* [Task prompt] Reproduce verbatim the portion of the passage on mixed-gender events at the Youth Olympic Games from "Swimming has included" up to and including "will be contested.".
+++ Source passage
Mixed-gender events a sign of innovation at the Youth Olympic Games

Mixed-gender events have featured since the inaugural Youth Olympic Games in Singapore in 2010. Some have subsequently been introduced to the Olympic programme, underlining the YOG as a pioneering place of innovation, and Buenos Aires 2018 will be no different.

Picture by IOC/Ubald Rutar

While men and women compete separately in some combined team events, in several others they go head-to-head in direct competition. Mixed events are an exciting spectacle and often unpredictable, thrilling to the end for both the competitors and fans.

Making a splash

Swimming has included mixed-gender events in both previous editions of the Youth Olympic Games, and Singapore 2010 was the first official appearance of mixed relays on a world stage. Swimming world governing body FINA approved mixed-gender relays in 2013, and they will make their Olympic debut at the Olympic Games Tokyo 2020, where a mixed 4x100m medley relay will be contested.

Singapore 2010 featured the 4x100m freestyle and the 4x100m medley relays, both won by China – a result repeated four years later in Nanjing – and the same two races are on the programme at Buenos Aires 2018. A relay quartet comprises two men and two women, and the teams can determine in what order the athletes compete, with the medley relay comprising all four strokes, starting with backstroke before breaststroke and butterfly, with freestyle the anchor leg.
++++++
+++ Dataset entries
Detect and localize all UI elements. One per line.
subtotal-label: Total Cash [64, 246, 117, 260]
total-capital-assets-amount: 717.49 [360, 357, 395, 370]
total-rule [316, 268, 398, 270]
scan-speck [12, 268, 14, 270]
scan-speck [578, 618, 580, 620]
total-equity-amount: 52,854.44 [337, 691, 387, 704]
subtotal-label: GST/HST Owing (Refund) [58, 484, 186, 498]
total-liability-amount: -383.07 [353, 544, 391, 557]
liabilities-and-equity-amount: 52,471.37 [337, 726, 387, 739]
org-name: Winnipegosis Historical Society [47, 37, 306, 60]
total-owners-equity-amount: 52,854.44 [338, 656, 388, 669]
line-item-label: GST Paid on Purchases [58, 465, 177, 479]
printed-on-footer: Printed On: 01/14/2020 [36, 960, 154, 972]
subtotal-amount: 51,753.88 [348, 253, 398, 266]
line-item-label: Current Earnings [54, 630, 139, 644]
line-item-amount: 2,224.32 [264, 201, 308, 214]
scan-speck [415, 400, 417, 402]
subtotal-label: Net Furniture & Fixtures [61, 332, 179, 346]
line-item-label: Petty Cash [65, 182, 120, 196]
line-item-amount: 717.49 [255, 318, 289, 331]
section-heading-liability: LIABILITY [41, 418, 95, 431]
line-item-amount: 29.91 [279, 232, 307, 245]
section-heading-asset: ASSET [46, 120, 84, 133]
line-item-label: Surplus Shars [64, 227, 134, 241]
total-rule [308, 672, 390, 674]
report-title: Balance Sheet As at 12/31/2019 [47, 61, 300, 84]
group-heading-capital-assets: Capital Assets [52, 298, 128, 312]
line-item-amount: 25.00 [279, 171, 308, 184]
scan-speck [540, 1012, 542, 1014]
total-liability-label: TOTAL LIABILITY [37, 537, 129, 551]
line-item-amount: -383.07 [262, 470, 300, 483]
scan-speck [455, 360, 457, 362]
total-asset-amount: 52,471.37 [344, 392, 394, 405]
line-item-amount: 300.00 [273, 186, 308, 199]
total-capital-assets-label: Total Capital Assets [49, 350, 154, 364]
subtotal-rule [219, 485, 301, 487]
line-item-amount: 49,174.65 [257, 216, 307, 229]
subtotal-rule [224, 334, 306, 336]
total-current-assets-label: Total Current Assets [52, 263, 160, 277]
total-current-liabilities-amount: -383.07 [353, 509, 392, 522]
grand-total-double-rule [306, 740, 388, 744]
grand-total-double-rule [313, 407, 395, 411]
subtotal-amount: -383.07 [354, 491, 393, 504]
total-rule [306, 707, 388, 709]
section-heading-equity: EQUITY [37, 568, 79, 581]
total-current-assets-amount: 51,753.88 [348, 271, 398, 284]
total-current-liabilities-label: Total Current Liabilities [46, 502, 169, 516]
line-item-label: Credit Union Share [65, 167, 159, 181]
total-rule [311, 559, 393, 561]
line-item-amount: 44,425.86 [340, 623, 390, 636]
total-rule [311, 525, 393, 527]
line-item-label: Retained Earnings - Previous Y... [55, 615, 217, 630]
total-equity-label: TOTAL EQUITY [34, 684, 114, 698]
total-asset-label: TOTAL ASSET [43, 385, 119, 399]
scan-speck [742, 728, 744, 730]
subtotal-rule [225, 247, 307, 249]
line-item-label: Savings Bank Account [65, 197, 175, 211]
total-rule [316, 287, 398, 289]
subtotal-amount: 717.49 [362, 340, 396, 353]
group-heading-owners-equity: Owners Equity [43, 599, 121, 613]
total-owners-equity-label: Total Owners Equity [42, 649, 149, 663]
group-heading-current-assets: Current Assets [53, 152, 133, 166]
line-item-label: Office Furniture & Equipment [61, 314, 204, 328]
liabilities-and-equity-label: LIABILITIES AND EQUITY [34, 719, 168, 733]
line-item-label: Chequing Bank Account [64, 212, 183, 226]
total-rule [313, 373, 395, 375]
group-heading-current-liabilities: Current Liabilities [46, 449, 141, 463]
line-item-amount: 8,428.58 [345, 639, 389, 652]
++++++
* [Response]
Swimming has included mixed-gender events in both previous editions of the Youth Olympic Games, and Singapore 2010 was the first official appearance of mixed relays on a world stage. Swimming world governing body FINA approved mixed-gender relays in 2013, and they will make their Olympic debut at the Olympic Games Tokyo 2020, where a mixed 4x100m medley relay will be contested.